• **TASK STATEMENT**: Every line that contains the word "source" should be copied.

***** DATA ENTRIES

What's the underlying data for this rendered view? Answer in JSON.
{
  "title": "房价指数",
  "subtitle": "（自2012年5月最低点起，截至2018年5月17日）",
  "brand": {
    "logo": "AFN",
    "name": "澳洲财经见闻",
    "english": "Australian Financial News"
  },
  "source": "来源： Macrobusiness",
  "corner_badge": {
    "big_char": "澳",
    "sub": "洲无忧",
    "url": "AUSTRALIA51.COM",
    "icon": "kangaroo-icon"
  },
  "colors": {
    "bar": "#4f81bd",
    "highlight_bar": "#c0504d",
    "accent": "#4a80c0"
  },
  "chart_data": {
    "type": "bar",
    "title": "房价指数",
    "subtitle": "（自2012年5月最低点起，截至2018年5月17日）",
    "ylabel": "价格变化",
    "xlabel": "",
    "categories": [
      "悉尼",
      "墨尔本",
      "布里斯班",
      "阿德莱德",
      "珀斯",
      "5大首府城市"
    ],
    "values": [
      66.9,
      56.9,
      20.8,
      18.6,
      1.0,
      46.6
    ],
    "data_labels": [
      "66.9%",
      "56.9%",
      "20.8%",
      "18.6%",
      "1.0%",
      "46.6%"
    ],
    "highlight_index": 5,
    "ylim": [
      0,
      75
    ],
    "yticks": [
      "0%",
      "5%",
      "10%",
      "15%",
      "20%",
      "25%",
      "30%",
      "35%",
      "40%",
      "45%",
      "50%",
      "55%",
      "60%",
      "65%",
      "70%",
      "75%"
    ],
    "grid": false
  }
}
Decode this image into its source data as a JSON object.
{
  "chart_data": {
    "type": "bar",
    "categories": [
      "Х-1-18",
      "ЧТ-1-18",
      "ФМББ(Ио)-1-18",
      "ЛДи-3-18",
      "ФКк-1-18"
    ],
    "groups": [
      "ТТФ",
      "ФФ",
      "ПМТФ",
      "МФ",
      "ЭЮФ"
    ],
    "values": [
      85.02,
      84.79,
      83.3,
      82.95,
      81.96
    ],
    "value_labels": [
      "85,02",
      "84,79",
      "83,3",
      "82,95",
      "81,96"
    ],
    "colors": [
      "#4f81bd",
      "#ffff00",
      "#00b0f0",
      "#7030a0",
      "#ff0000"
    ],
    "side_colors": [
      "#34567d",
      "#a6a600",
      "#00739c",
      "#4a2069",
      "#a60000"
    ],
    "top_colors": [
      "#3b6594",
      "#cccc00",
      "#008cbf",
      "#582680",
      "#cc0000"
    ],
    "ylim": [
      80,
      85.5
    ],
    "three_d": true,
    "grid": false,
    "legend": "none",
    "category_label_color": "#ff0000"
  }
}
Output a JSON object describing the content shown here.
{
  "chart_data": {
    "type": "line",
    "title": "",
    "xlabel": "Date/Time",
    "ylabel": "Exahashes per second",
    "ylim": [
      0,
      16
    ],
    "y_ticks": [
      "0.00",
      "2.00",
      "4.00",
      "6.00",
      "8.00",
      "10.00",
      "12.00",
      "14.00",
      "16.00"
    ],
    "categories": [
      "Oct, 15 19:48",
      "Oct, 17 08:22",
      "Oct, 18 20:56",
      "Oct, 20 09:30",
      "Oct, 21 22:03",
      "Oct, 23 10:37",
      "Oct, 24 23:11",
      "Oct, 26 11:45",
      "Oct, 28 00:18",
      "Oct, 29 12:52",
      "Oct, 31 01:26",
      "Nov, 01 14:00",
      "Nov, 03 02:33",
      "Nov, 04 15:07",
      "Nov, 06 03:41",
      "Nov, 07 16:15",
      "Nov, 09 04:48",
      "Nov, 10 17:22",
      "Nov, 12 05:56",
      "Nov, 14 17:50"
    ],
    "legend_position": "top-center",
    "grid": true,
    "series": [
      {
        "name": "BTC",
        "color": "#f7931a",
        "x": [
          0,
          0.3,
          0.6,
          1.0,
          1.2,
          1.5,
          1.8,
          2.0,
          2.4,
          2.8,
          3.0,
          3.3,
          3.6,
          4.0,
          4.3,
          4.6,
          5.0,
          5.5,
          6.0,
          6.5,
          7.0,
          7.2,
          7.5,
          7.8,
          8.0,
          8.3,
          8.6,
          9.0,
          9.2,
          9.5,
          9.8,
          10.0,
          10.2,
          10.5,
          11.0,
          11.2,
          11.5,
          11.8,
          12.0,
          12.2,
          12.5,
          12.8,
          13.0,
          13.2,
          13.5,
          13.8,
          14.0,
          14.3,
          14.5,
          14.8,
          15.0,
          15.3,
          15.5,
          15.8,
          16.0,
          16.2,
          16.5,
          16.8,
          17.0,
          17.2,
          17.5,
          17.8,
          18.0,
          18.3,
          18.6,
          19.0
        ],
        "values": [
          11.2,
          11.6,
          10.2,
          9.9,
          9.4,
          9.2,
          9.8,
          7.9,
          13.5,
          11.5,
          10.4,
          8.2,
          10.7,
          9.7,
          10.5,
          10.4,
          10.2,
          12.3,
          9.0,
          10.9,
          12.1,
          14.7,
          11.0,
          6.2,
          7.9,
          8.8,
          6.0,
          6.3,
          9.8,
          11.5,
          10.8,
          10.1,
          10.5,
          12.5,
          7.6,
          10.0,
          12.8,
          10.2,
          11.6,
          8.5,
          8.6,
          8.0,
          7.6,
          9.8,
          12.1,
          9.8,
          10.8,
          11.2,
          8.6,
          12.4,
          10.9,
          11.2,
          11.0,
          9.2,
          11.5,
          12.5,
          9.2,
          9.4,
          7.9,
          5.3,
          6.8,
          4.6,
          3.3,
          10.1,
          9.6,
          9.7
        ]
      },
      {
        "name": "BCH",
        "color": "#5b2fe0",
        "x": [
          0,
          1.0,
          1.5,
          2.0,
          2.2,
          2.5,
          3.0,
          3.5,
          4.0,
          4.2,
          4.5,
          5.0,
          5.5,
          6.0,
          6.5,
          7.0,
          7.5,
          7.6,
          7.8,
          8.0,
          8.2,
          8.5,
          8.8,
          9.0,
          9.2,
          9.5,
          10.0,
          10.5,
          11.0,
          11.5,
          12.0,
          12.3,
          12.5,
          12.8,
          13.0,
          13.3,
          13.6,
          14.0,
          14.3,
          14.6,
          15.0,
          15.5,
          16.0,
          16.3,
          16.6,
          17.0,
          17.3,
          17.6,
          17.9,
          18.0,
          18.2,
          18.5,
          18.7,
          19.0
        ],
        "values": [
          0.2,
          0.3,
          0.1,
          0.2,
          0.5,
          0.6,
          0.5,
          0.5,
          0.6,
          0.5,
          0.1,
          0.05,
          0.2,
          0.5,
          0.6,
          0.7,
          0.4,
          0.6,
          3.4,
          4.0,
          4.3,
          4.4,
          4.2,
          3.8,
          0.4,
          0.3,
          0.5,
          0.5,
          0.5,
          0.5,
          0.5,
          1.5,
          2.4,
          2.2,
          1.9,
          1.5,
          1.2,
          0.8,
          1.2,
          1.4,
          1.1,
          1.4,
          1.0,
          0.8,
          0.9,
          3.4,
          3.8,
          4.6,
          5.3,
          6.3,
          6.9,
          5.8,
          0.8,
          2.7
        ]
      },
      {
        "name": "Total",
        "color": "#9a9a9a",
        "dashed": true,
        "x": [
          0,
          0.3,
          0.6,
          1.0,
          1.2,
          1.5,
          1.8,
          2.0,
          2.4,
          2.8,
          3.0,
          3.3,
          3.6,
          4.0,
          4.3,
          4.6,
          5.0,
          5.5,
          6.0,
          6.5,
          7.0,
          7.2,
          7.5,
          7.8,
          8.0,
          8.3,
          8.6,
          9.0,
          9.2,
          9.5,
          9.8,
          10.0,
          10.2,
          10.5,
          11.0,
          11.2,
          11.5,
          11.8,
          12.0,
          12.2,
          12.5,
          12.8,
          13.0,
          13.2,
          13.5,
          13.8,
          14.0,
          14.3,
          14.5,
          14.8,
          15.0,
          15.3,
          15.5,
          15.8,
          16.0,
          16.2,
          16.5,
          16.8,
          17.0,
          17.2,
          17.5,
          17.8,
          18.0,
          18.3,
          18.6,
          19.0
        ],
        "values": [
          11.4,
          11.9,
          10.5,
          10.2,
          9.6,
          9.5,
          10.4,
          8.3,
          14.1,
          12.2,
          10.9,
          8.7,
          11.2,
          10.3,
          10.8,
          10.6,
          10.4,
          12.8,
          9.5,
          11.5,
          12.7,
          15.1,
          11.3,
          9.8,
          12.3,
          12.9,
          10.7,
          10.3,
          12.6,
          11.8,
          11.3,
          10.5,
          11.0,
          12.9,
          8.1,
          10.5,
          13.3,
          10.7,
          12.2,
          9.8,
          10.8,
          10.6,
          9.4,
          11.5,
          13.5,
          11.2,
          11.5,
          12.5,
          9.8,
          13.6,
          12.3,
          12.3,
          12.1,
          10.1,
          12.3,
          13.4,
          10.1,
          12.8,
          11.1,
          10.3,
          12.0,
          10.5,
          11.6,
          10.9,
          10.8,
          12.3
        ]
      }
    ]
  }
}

**********

• **REPLY TO THE EXERCISE**:
  "source": "来源： Macrobusiness",
Decode this image into its source data as a JSON object.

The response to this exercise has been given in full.